((
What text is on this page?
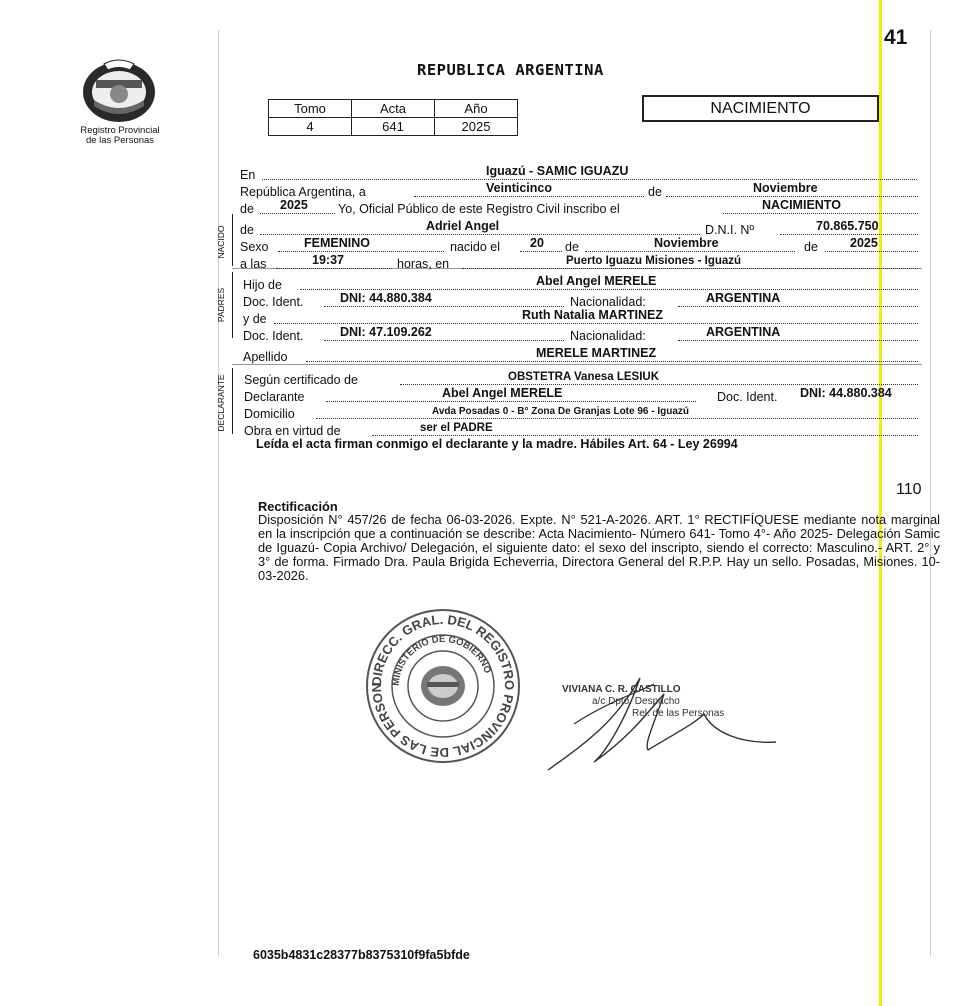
41
Registro Provincial
de las Personas
REPUBLICA ARGENTINA
Tomo	Acta	Año
4	641	2025
NACIMIENTO
NACIDO
PADRES
DECLARANTE
En	Iguazú - SAMIC IGUAZU
República Argentina, a	Veinticinco	de	Noviembre
de 2025 Yo, Oficial Público de este Registro Civil inscribo el	NACIMIENTO
de	Adriel Angel	D.N.I. Nº	70.865.750
Sexo	FEMENINO	nacido el 20 de	Noviembre	de	2025
a las	19:37	horas, en	Puerto Iguazu Misiones - Iguazú
Hijo de	Abel Angel MERELE
Doc. Ident.	DNI: 44.880.384	Nacionalidad:	ARGENTINA
y de	Ruth Natalia MARTINEZ
Doc. Ident.	DNI: 47.109.262	Nacionalidad:	ARGENTINA
Apellido	MERELE MARTINEZ
Según certificado de	OBSTETRA Vanesa LESIUK
Declarante	Abel Angel MERELE	Doc. Ident. DNI: 44.880.384
Domicilio	Avda Posadas 0 - B° Zona De Granjas Lote 96 - Iguazú
Obra en virtud de	ser el PADRE
Leída el acta firman conmigo el declarante y la madre. Hábiles Art. 64 - Ley 26994
110
Rectificación
Disposición N° 457/26 de fecha 06-03-2026. Expte. N° 521-A-2026. ART. 1° RECTIFÍQUESE mediante nota marginal en la inscripción que a continuación se describe: Acta Nacimiento- Número 641- Tomo 4°- Año 2025- Delegación Samic de Iguazú- Copia Archivo/ Delegación, el siguiente dato: el sexo del inscripto, siendo el correcto: Masculino.- ART. 2° y 3° de forma. Firmado Dra. Paula Brigida Echeverria, Directora General del R.P.P. Hay un sello. Posadas, Misiones. 10-03-2026.
DIRECC. GRAL. DEL REGISTRO PROVINCIAL DE LAS PERSON
MINISTERIO DE GOBIERNO
VIVIANA C. R. CASTILLO
a/c Dpto. Despacho
Rel. de las Personas
6035b4831c28377b8375310f9fa5bfde
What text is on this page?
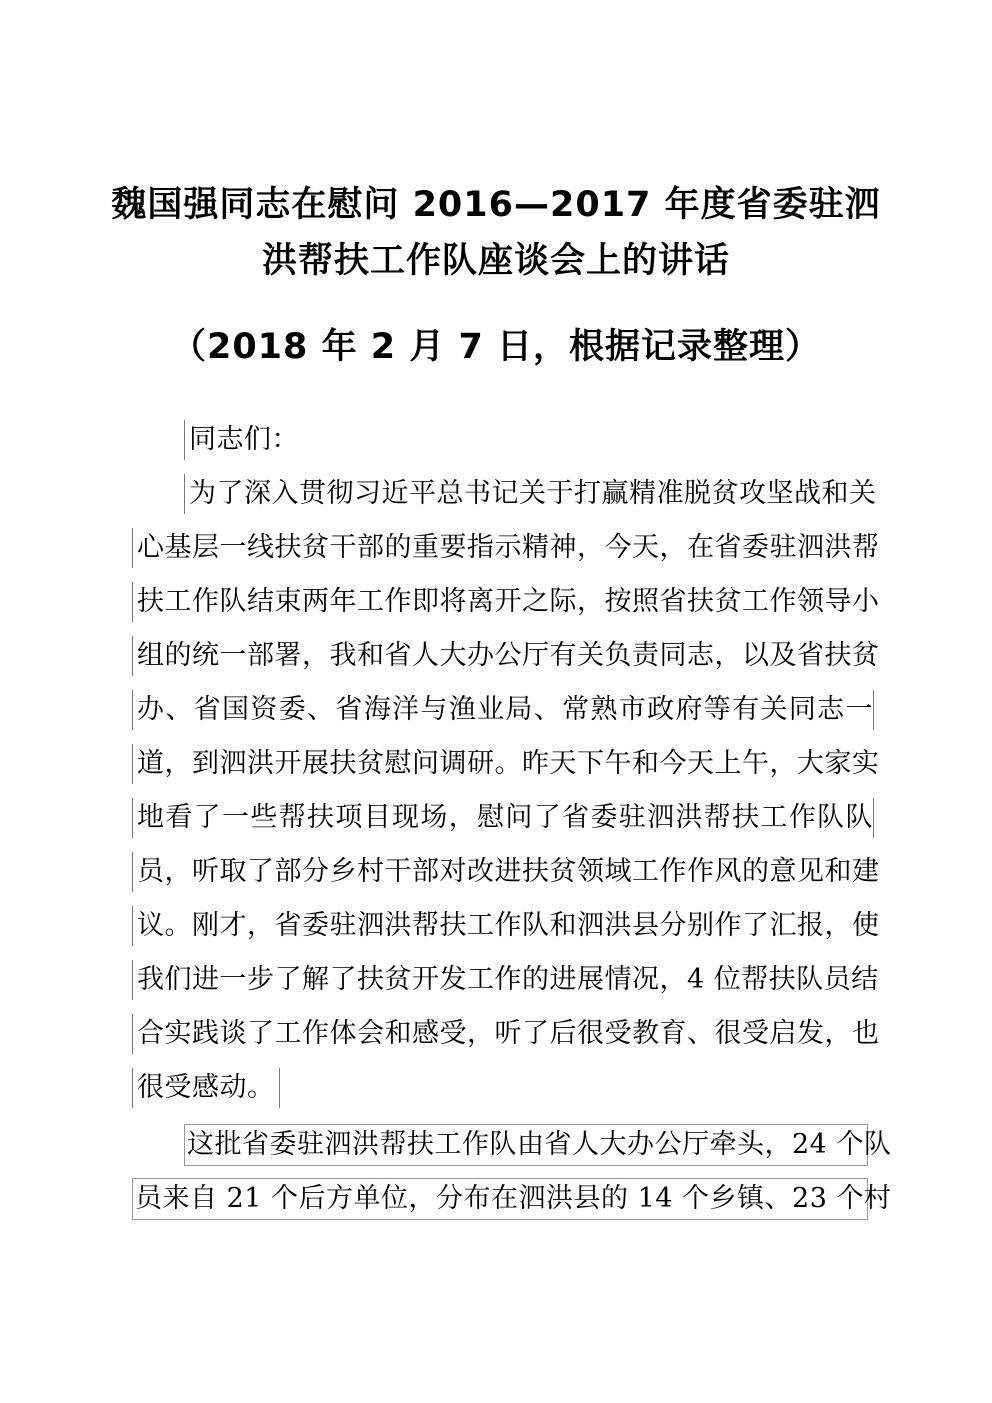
魏国强同志在慰问 2016—2017 年度省委驻泗
洪帮扶工作队座谈会上的讲话
（2018 年 2 月 7 日，根据记录整理）
同志们：
为了深入贯彻习近平总书记关于打赢精准脱贫攻坚战和关
心基层一线扶贫干部的重要指示精神，今天，在省委驻泗洪帮
扶工作队结束两年工作即将离开之际，按照省扶贫工作领导小
组的统一部署，我和省人大办公厅有关负责同志，以及省扶贫
办、省国资委、省海洋与渔业局、常熟市政府等有关同志一
道，到泗洪开展扶贫慰问调研。昨天下午和今天上午，大家实
地看了一些帮扶项目现场，慰问了省委驻泗洪帮扶工作队队
员，听取了部分乡村干部对改进扶贫领域工作作风的意见和建
议。刚才，省委驻泗洪帮扶工作队和泗洪县分别作了汇报，使
我们进一步了解了扶贫开发工作的进展情况，4 位帮扶队员结
合实践谈了工作体会和感受，听了后很受教育、很受启发，也
很受感动。
这批省委驻泗洪帮扶工作队由省人大办公厅牵头，24 个队
员来自 21 个后方单位，分布在泗洪县的 14 个乡镇、23 个村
))
# Task description
Copy out every line of the material above that mentions the word "Posadas".

# Exercise response
Domicilio	Avda Posadas 0 - B° Zona De Granjas Lote 96 - Iguazú
Disposición N° 457/26 de fecha 06-03-2026. Expte. N° 521-A-2026. ART. 1° RECTIFÍQUESE mediante nota marginal en la inscripción que a continuación se describe: Acta Nacimiento- Número 641- Tomo 4°- Año 2025- Delegación Samic de Iguazú- Copia Archivo/ Delegación, el siguiente dato: el sexo del inscripto, siendo el correcto: Masculino.- ART. 2° y 3° de forma. Firmado Dra. Paula Brigida Echeverria, Directora General del R.P.P. Hay un sello. Posadas, Misiones. 10-03-2026.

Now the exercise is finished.